Goal of the exercise
Verbatim output of all the material below is required.
# start of Extracted records
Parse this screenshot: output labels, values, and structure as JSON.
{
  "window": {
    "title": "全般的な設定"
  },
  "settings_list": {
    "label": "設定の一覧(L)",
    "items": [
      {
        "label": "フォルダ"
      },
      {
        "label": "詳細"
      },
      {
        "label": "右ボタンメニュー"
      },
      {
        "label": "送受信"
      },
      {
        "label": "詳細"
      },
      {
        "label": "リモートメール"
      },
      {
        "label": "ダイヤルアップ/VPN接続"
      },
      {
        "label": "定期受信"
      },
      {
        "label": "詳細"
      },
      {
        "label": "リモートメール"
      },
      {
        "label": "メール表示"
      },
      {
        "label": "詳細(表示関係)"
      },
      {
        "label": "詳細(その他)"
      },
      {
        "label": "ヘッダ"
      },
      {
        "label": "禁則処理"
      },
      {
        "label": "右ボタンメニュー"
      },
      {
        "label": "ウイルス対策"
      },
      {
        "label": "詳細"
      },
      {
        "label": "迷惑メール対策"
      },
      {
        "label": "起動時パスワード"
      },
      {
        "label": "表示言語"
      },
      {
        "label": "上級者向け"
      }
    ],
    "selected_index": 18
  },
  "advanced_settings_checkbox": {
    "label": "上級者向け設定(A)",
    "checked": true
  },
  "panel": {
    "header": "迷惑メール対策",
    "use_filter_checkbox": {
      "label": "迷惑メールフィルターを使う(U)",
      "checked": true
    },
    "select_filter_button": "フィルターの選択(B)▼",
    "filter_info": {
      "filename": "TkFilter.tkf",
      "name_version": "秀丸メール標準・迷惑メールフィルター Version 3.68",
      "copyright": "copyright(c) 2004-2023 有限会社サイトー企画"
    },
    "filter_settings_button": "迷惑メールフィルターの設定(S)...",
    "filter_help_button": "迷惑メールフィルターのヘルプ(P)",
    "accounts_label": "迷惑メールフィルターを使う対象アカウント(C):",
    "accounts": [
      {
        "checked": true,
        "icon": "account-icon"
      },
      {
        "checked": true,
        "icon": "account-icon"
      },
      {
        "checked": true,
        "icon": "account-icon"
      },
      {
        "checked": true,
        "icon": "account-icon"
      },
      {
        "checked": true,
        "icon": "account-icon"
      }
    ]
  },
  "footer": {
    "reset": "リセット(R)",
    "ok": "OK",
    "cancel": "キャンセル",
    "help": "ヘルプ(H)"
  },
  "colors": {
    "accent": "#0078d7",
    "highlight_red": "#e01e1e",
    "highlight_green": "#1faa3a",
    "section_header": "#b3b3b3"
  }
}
# end of Extracted records
Written response
Parse this screenshot: output labels, values, and structure as JSON.
{
  "window": {
    "title": "全般的な設定"
  },
  "settings_list": {
    "label": "設定の一覧(L)",
    "items": [
      {
        "label": "フォルダ"
      },
      {
        "label": "詳細"
      },
      {
        "label": "右ボタンメニュー"
      },
      {
        "label": "送受信"
      },
      {
        "label": "詳細"
      },
      {
        "label": "リモートメール"
      },
      {
        "label": "ダイヤルアップ/VPN接続"
      },
      {
        "label": "定期受信"
      },
      {
        "label": "詳細"
      },
      {
        "label": "リモートメール"
      },
      {
        "label": "メール表示"
      },
      {
        "label": "詳細(表示関係)"
      },
      {
        "label": "詳細(その他)"
      },
      {
        "label": "ヘッダ"
      },
      {
        "label": "禁則処理"
      },
      {
        "label": "右ボタンメニュー"
      },
      {
        "label": "ウイルス対策"
      },
      {
        "label": "詳細"
      },
      {
        "label": "迷惑メール対策"
      },
      {
        "label": "起動時パスワード"
      },
      {
        "label": "表示言語"
      },
      {
        "label": "上級者向け"
      }
    ],
    "selected_index": 18
  },
  "advanced_settings_checkbox": {
    "label": "上級者向け設定(A)",
    "checked": true
  },
  "panel": {
    "header": "迷惑メール対策",
    "use_filter_checkbox": {
      "label": "迷惑メールフィルターを使う(U)",
      "checked": true
    },
    "select_filter_button": "フィルターの選択(B)▼",
    "filter_info": {
      "filename": "TkFilter.tkf",
      "name_version": "秀丸メール標準・迷惑メールフィルター Version 3.68",
      "copyright": "copyright(c) 2004-2023 有限会社サイトー企画"
    },
    "filter_settings_button": "迷惑メールフィルターの設定(S)...",
    "filter_help_button": "迷惑メールフィルターのヘルプ(P)",
    "accounts_label": "迷惑メールフィルターを使う対象アカウント(C):",
    "accounts": [
      {
        "checked": true,
        "icon": "account-icon"
      },
      {
        "checked": true,
        "icon": "account-icon"
      },
      {
        "checked": true,
        "icon": "account-icon"
      },
      {
        "checked": true,
        "icon": "account-icon"
      },
      {
        "checked": true,
        "icon": "account-icon"
      }
    ]
  },
  "footer": {
    "reset": "リセット(R)",
    "ok": "OK",
    "cancel": "キャンセル",
    "help": "ヘルプ(H)"
  },
  "colors": {
    "accent": "#0078d7",
    "highlight_red": "#e01e1e",
    "highlight_green": "#1faa3a",
    "section_header": "#b3b3b3"
  }
}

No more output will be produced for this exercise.